## TASK REQUIREMENTS:
Your task is to retype each line of the data below exactly.

Data entries:
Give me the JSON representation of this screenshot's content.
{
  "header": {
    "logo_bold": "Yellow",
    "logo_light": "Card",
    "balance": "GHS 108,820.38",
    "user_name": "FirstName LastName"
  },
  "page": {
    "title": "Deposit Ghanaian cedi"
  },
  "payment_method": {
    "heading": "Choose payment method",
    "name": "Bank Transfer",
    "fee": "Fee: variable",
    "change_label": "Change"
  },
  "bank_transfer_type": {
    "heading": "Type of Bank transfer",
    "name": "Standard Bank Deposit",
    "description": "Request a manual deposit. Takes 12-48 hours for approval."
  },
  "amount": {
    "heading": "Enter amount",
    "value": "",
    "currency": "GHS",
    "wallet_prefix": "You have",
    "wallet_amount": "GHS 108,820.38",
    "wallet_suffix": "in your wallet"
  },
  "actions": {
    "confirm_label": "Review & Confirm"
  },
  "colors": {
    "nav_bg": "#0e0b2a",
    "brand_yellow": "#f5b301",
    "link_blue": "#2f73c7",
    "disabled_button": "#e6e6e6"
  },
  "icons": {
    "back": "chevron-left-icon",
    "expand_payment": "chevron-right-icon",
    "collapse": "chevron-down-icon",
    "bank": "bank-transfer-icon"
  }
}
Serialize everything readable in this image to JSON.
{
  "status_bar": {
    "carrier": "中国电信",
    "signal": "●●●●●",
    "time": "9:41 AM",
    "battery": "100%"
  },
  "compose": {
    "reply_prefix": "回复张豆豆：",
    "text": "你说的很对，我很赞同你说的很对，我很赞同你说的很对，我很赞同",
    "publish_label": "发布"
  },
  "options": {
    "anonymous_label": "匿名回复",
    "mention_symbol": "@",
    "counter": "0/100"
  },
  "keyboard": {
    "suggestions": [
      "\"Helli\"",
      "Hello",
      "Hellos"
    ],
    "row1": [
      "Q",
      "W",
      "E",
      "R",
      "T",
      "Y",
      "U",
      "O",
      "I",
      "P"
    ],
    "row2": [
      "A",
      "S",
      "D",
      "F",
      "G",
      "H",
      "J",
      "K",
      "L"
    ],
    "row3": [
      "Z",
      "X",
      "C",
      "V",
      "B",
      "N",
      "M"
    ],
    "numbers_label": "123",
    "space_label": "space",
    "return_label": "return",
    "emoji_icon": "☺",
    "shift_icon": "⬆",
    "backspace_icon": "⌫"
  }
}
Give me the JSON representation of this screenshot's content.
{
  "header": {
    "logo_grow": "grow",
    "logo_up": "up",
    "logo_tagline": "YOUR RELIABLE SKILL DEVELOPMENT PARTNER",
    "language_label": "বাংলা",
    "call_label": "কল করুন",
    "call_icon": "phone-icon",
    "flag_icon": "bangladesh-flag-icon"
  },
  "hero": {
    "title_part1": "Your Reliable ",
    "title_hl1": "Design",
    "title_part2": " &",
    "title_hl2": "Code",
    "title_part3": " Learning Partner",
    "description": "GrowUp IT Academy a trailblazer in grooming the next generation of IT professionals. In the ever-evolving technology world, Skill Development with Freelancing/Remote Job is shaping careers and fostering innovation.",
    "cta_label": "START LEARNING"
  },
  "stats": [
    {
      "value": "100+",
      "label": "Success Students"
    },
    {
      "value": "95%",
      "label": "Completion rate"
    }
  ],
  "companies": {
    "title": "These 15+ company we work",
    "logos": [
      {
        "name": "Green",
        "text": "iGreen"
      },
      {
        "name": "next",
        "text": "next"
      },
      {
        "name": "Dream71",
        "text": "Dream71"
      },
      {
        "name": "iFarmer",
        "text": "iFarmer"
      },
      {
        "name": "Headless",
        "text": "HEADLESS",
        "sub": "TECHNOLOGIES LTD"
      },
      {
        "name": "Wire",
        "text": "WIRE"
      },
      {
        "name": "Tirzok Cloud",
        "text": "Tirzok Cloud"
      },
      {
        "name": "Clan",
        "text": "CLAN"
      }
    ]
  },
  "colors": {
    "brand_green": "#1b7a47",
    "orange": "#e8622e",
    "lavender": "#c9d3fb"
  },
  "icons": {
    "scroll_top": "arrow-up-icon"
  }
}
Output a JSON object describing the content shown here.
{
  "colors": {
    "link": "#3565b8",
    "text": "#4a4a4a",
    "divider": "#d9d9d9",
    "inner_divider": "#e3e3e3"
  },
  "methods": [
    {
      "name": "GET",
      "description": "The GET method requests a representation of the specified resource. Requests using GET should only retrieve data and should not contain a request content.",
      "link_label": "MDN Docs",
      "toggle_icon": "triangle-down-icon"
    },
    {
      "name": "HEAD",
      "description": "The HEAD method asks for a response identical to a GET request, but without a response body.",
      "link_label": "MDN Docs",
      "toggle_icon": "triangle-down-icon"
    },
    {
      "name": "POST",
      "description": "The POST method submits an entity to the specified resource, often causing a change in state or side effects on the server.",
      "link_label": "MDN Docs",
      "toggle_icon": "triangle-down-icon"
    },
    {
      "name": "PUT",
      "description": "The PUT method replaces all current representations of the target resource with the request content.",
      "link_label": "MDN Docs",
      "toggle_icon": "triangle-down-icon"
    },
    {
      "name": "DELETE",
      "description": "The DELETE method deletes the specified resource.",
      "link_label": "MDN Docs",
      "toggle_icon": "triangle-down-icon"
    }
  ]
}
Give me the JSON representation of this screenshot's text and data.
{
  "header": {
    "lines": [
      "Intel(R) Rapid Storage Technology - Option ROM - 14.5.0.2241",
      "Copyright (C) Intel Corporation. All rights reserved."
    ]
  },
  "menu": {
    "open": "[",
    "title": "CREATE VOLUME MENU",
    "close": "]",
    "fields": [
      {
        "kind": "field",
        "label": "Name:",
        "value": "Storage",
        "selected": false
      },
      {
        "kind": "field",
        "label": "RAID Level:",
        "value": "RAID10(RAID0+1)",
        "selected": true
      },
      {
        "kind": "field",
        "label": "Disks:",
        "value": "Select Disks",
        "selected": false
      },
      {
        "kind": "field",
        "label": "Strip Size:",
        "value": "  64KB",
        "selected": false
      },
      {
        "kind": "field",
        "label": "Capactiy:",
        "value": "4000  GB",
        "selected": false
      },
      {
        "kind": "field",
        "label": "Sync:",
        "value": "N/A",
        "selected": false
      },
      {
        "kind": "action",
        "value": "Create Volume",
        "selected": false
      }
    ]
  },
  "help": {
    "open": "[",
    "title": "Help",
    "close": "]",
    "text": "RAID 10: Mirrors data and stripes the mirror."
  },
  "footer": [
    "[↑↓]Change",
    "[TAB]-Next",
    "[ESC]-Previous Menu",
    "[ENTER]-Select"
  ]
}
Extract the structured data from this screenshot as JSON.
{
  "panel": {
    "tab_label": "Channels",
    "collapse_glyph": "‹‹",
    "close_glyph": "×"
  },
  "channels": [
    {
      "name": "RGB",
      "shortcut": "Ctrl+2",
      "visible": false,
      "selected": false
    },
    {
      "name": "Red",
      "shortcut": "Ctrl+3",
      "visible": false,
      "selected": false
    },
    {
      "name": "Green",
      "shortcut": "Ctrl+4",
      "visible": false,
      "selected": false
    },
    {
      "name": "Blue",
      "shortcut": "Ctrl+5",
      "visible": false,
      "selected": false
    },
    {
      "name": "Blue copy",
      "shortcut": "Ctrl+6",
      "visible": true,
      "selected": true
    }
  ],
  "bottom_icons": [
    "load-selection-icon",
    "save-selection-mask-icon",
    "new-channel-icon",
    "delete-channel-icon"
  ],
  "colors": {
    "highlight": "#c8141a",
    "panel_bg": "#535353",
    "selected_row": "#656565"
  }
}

## ANSWER:
Give me the JSON representation of this screenshot's content.
{
  "header": {
    "logo_bold": "Yellow",
    "logo_light": "Card",
    "balance": "GHS 108,820.38",
    "user_name": "FirstName LastName"
  },
  "page": {
    "title": "Deposit Ghanaian cedi"
  },
  "payment_method": {
    "heading": "Choose payment method",
    "name": "Bank Transfer",
    "fee": "Fee: variable",
    "change_label": "Change"
  },
  "bank_transfer_type": {
    "heading": "Type of Bank transfer",
    "name": "Standard Bank Deposit",
    "description": "Request a manual deposit. Takes 12-48 hours for approval."
  },
  "amount": {
    "heading": "Enter amount",
    "value": "",
    "currency": "GHS",
    "wallet_prefix": "You have",
    "wallet_amount": "GHS 108,820.38",
    "wallet_suffix": "in your wallet"
  },
  "actions": {
    "confirm_label": "Review & Confirm"
  },
  "colors": {
    "nav_bg": "#0e0b2a",
    "brand_yellow": "#f5b301",
    "link_blue": "#2f73c7",
    "disabled_button": "#e6e6e6"
  },
  "icons": {
    "back": "chevron-left-icon",
    "expand_payment": "chevron-right-icon",
    "collapse": "chevron-down-icon",
    "bank": "bank-transfer-icon"
  }
}
Serialize everything readable in this image to JSON.
{
  "status_bar": {
    "carrier": "中国电信",
    "signal": "●●●●●",
    "time": "9:41 AM",
    "battery": "100%"
  },
  "compose": {
    "reply_prefix": "回复张豆豆：",
    "text": "你说的很对，我很赞同你说的很对，我很赞同你说的很对，我很赞同",
    "publish_label": "发布"
  },
  "options": {
    "anonymous_label": "匿名回复",
    "mention_symbol": "@",
    "counter": "0/100"
  },
  "keyboard": {
    "suggestions": [
      "\"Helli\"",
      "Hello",
      "Hellos"
    ],
    "row1": [
      "Q",
      "W",
      "E",
      "R",
      "T",
      "Y",
      "U",
      "O",
      "I",
      "P"
    ],
    "row2": [
      "A",
      "S",
      "D",
      "F",
      "G",
      "H",
      "J",
      "K",
      "L"
    ],
    "row3": [
      "Z",
      "X",
      "C",
      "V",
      "B",
      "N",
      "M"
    ],
    "numbers_label": "123",
    "space_label": "space",
    "return_label": "return",
    "emoji_icon": "☺",
    "shift_icon": "⬆",
    "backspace_icon": "⌫"
  }
}
Give me the JSON representation of this screenshot's content.
{
  "header": {
    "logo_grow": "grow",
    "logo_up": "up",
    "logo_tagline": "YOUR RELIABLE SKILL DEVELOPMENT PARTNER",
    "language_label": "বাংলা",
    "call_label": "কল করুন",
    "call_icon": "phone-icon",
    "flag_icon": "bangladesh-flag-icon"
  },
  "hero": {
    "title_part1": "Your Reliable ",
    "title_hl1": "Design",
    "title_part2": " &",
    "title_hl2": "Code",
    "title_part3": " Learning Partner",
    "description": "GrowUp IT Academy a trailblazer in grooming the next generation of IT professionals. In the ever-evolving technology world, Skill Development with Freelancing/Remote Job is shaping careers and fostering innovation.",
    "cta_label": "START LEARNING"
  },
  "stats": [
    {
      "value": "100+",
      "label": "Success Students"
    },
    {
      "value": "95%",
      "label": "Completion rate"
    }
  ],
  "companies": {
    "title": "These 15+ company we work",
    "logos": [
      {
        "name": "Green",
        "text": "iGreen"
      },
      {
        "name": "next",
        "text": "next"
      },
      {
        "name": "Dream71",
        "text": "Dream71"
      },
      {
        "name": "iFarmer",
        "text": "iFarmer"
      },
      {
        "name": "Headless",
        "text": "HEADLESS",
        "sub": "TECHNOLOGIES LTD"
      },
      {
        "name": "Wire",
        "text": "WIRE"
      },
      {
        "name": "Tirzok Cloud",
        "text": "Tirzok Cloud"
      },
      {
        "name": "Clan",
        "text": "CLAN"
      }
    ]
  },
  "colors": {
    "brand_green": "#1b7a47",
    "orange": "#e8622e",
    "lavender": "#c9d3fb"
  },
  "icons": {
    "scroll_top": "arrow-up-icon"
  }
}
Output a JSON object describing the content shown here.
{
  "colors": {
    "link": "#3565b8",
    "text": "#4a4a4a",
    "divider": "#d9d9d9",
    "inner_divider": "#e3e3e3"
  },
  "methods": [
    {
      "name": "GET",
      "description": "The GET method requests a representation of the specified resource. Requests using GET should only retrieve data and should not contain a request content.",
      "link_label": "MDN Docs",
      "toggle_icon": "triangle-down-icon"
    },
    {
      "name": "HEAD",
      "description": "The HEAD method asks for a response identical to a GET request, but without a response body.",
      "link_label": "MDN Docs",
      "toggle_icon": "triangle-down-icon"
    },
    {
      "name": "POST",
      "description": "The POST method submits an entity to the specified resource, often causing a change in state or side effects on the server.",
      "link_label": "MDN Docs",
      "toggle_icon": "triangle-down-icon"
    },
    {
      "name": "PUT",
      "description": "The PUT method replaces all current representations of the target resource with the request content.",
      "link_label": "MDN Docs",
      "toggle_icon": "triangle-down-icon"
    },
    {
      "name": "DELETE",
      "description": "The DELETE method deletes the specified resource.",
      "link_label": "MDN Docs",
      "toggle_icon": "triangle-down-icon"
    }
  ]
}
Give me the JSON representation of this screenshot's text and data.
{
  "header": {
    "lines": [
      "Intel(R) Rapid Storage Technology - Option ROM - 14.5.0.2241",
      "Copyright (C) Intel Corporation. All rights reserved."
    ]
  },
  "menu": {
    "open": "[",
    "title": "CREATE VOLUME MENU",
    "close": "]",
    "fields": [
      {
        "kind": "field",
        "label": "Name:",
        "value": "Storage",
        "selected": false
      },
      {
        "kind": "field",
        "label": "RAID Level:",
        "value": "RAID10(RAID0+1)",
        "selected": true
      },
      {
        "kind": "field",
        "label": "Disks:",
        "value": "Select Disks",
        "selected": false
      },
      {
        "kind": "field",
        "label": "Strip Size:",
        "value": "  64KB",
        "selected": false
      },
      {
        "kind": "field",
        "label": "Capactiy:",
        "value": "4000  GB",
        "selected": false
      },
      {
        "kind": "field",
        "label": "Sync:",
        "value": "N/A",
        "selected": false
      },
      {
        "kind": "action",
        "value": "Create Volume",
        "selected": false
      }
    ]
  },
  "help": {
    "open": "[",
    "title": "Help",
    "close": "]",
    "text": "RAID 10: Mirrors data and stripes the mirror."
  },
  "footer": [
    "[↑↓]Change",
    "[TAB]-Next",
    "[ESC]-Previous Menu",
    "[ENTER]-Select"
  ]
}
Extract the structured data from this screenshot as JSON.
{
  "panel": {
    "tab_label": "Channels",
    "collapse_glyph": "‹‹",
    "close_glyph": "×"
  },
  "channels": [
    {
      "name": "RGB",
      "shortcut": "Ctrl+2",
      "visible": false,
      "selected": false
    },
    {
      "name": "Red",
      "shortcut": "Ctrl+3",
      "visible": false,
      "selected": false
    },
    {
      "name": "Green",
      "shortcut": "Ctrl+4",
      "visible": false,
      "selected": false
    },
    {
      "name": "Blue",
      "shortcut": "Ctrl+5",
      "visible": false,
      "selected": false
    },
    {
      "name": "Blue copy",
      "shortcut": "Ctrl+6",
      "visible": true,
      "selected": true
    }
  ],
  "bottom_icons": [
    "load-selection-icon",
    "save-selection-mask-icon",
    "new-channel-icon",
    "delete-channel-icon"
  ],
  "colors": {
    "highlight": "#c8141a",
    "panel_bg": "#535353",
    "selected_row": "#656565"
  }
}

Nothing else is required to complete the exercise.